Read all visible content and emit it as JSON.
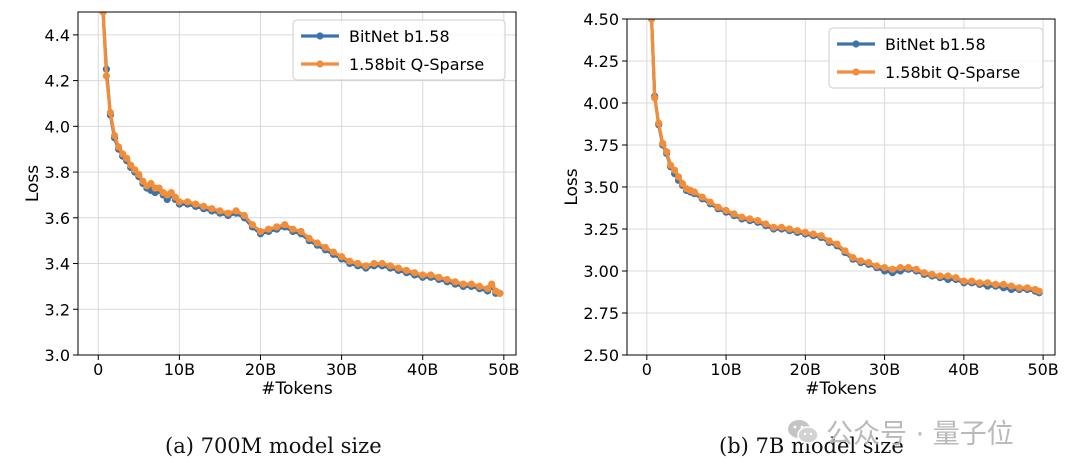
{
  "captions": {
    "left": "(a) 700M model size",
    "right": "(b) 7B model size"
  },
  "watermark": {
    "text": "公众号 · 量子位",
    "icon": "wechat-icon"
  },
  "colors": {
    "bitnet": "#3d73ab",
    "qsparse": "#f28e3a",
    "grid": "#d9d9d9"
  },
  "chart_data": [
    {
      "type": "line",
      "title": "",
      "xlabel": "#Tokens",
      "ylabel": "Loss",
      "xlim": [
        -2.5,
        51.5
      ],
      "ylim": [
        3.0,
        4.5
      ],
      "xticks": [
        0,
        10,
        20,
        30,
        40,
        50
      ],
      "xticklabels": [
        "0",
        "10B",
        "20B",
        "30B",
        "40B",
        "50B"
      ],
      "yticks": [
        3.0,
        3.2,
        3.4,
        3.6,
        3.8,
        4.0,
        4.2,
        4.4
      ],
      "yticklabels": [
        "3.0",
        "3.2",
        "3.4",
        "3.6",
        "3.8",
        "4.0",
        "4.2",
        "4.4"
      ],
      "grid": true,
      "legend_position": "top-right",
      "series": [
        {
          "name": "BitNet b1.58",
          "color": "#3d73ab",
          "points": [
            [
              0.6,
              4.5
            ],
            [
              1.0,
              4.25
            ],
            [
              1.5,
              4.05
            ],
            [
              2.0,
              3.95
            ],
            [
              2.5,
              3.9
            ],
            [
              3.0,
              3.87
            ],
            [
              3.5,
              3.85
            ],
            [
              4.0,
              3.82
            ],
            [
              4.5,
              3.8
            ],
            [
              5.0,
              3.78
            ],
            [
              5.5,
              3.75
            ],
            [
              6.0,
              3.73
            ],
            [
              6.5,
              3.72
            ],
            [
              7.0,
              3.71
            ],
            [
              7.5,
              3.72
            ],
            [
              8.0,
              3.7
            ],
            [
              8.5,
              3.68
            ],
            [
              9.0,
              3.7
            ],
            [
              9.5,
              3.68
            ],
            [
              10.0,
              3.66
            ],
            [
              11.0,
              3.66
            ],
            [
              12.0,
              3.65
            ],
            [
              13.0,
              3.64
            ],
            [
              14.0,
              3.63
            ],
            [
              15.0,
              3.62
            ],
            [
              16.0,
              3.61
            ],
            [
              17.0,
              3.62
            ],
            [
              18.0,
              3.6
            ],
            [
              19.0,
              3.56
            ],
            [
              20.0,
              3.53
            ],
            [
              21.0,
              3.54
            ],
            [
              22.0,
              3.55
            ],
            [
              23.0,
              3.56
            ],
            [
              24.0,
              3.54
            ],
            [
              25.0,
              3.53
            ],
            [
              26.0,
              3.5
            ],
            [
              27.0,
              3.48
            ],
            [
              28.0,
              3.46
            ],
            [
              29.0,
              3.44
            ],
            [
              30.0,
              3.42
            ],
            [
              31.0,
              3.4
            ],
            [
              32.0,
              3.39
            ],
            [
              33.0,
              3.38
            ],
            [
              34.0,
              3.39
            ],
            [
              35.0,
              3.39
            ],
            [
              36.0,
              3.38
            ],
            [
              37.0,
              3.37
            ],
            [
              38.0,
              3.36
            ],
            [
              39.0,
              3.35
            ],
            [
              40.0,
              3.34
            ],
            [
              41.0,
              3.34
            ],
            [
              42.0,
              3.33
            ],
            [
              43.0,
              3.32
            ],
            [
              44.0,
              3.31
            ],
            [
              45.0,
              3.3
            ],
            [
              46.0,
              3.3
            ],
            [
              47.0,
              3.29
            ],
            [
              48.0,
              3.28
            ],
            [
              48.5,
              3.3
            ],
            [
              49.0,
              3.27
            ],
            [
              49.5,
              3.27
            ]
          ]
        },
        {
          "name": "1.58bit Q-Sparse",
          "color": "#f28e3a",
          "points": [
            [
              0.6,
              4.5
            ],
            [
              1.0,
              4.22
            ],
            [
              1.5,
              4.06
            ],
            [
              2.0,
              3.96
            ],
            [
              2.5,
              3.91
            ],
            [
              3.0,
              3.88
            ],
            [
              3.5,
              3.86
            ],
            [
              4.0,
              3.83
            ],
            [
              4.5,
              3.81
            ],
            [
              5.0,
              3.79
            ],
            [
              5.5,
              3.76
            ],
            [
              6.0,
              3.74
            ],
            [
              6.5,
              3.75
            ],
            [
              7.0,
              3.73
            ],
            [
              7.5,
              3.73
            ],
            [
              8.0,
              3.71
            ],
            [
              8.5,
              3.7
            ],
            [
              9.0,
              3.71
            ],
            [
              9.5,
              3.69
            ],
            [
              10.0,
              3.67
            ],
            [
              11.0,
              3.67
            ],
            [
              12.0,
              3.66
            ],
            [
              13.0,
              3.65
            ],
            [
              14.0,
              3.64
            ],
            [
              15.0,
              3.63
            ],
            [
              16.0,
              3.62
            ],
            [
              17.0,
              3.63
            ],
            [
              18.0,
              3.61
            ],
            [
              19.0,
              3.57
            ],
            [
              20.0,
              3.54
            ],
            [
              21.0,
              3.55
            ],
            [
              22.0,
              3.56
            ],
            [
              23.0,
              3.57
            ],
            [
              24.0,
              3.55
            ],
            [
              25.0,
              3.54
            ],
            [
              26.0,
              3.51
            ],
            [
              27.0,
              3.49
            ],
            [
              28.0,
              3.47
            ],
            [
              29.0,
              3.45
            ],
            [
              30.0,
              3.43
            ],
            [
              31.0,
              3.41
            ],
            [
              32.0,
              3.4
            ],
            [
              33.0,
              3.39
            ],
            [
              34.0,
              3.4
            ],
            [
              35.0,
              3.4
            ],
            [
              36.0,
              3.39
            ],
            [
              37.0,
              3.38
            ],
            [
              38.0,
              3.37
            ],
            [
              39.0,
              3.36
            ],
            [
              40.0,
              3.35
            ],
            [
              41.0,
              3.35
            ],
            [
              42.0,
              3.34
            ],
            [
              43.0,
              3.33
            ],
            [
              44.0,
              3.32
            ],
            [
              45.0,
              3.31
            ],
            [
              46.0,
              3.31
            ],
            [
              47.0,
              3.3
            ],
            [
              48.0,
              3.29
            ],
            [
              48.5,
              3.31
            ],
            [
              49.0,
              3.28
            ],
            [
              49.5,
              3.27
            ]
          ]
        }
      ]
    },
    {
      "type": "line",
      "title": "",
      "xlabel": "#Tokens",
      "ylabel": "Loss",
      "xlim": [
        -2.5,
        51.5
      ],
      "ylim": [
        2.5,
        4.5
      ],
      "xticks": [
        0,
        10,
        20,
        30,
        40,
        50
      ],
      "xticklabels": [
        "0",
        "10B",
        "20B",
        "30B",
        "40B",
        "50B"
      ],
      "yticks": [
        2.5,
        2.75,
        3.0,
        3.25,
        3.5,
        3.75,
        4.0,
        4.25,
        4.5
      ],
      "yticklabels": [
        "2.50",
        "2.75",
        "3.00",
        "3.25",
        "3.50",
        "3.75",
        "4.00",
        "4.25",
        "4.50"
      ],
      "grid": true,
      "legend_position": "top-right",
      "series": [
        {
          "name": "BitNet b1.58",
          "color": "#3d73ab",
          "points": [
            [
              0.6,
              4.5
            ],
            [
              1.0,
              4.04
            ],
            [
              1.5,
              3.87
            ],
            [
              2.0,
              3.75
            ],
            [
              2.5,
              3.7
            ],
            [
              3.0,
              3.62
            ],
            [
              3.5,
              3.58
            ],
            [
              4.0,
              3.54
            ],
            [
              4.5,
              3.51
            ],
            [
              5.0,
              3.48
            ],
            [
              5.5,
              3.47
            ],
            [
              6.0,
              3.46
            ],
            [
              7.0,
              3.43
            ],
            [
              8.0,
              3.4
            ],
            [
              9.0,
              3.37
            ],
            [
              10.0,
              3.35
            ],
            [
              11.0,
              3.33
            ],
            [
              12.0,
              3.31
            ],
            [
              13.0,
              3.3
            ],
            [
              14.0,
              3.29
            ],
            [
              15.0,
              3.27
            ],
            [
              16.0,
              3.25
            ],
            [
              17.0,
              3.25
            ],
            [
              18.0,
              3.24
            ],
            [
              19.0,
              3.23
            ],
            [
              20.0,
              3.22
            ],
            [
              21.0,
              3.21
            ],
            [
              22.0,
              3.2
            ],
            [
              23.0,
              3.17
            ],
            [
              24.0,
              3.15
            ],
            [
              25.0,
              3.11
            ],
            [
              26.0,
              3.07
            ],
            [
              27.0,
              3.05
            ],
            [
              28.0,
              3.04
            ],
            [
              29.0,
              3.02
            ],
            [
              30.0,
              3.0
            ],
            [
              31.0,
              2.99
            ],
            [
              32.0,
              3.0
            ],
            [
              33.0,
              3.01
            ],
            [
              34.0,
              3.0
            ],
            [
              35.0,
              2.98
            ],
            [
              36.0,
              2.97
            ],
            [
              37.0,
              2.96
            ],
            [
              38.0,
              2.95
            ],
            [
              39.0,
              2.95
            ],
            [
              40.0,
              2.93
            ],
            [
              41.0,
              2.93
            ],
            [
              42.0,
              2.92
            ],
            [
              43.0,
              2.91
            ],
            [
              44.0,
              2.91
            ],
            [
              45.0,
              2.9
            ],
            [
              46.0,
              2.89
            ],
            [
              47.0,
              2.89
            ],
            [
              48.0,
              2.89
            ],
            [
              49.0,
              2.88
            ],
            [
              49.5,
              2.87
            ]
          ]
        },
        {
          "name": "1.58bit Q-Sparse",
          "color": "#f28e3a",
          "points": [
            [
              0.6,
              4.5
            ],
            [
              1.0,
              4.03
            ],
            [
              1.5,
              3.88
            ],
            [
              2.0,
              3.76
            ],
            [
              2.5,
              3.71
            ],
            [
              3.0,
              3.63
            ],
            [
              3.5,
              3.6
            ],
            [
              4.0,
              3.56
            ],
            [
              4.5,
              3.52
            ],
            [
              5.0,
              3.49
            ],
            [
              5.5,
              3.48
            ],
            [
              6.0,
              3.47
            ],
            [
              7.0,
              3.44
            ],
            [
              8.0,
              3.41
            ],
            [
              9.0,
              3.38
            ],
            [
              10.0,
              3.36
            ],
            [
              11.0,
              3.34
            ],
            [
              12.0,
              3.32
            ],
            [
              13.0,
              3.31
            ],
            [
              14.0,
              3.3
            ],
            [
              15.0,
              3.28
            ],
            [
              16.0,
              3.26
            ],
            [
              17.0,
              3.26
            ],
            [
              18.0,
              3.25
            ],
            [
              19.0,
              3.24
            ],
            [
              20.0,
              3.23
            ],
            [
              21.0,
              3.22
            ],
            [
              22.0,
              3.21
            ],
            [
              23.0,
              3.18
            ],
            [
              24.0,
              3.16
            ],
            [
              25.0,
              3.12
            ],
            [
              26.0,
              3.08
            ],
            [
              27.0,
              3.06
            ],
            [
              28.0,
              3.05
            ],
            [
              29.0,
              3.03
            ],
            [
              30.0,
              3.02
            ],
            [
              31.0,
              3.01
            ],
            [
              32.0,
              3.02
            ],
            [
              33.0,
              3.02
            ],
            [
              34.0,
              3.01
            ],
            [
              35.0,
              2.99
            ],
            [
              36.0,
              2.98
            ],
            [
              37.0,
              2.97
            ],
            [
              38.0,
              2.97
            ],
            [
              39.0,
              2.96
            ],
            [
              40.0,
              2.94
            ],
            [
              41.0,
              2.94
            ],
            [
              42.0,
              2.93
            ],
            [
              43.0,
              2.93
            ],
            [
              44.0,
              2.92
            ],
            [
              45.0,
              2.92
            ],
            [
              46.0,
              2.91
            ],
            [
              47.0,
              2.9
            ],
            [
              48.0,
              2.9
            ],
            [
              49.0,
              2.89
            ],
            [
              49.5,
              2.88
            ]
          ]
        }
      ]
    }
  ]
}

==

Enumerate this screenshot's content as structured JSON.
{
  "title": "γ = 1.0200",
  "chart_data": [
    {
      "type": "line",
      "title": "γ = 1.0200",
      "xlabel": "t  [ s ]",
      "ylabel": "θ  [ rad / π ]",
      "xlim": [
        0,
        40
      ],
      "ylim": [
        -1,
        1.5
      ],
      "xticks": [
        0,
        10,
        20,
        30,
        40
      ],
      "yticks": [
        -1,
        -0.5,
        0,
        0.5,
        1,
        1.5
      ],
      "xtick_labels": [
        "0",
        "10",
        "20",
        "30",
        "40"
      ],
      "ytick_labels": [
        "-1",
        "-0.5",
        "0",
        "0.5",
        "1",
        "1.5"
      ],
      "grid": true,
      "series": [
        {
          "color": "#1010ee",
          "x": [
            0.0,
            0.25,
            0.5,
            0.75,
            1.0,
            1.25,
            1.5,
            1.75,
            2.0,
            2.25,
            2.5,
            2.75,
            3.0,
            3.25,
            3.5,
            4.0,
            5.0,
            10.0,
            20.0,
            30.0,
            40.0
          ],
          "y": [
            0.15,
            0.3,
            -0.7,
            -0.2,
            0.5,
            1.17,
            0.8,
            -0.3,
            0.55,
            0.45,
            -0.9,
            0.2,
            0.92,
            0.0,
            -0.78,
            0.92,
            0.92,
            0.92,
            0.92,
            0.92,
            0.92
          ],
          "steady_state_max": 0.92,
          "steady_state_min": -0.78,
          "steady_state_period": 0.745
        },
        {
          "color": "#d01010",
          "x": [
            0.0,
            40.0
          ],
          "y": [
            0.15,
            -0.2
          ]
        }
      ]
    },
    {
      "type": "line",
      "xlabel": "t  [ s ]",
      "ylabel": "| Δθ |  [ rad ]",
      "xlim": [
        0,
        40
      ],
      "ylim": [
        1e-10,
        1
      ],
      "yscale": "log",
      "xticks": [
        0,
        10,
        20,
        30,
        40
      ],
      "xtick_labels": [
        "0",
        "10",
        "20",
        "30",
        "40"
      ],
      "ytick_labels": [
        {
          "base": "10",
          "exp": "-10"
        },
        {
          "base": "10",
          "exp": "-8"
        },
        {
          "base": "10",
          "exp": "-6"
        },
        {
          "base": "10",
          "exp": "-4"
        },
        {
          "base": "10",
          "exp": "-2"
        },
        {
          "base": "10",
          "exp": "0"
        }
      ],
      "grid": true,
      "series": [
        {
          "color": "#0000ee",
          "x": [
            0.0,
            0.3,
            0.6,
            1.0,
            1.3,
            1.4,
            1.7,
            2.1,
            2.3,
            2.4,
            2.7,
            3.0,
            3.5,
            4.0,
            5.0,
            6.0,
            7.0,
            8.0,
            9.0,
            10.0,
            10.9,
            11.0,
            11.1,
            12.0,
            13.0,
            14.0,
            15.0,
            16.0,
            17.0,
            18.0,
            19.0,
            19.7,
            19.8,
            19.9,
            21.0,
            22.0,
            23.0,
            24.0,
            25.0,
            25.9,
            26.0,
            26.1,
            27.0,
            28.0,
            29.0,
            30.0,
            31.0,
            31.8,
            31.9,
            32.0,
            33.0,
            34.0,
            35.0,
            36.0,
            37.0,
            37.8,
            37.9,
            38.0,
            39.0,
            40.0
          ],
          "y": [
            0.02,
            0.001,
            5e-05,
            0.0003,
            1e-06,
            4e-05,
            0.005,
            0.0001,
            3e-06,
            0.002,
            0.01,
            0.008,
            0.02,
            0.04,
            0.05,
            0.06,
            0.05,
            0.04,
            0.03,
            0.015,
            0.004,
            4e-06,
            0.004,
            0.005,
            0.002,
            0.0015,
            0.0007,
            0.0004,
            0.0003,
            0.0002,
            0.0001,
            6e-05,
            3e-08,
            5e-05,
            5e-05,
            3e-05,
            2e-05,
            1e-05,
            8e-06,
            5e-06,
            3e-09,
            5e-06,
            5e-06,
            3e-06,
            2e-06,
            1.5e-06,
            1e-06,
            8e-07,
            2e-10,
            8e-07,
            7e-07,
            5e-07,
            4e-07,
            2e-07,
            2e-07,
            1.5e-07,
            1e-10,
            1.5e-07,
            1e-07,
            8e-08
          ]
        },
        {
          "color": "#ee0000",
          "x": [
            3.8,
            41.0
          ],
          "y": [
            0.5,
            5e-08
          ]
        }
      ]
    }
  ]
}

▸ **Given exercise**
In how many lines does the word "content" appear? Respond with the number alone.

▸ **Task answer**
2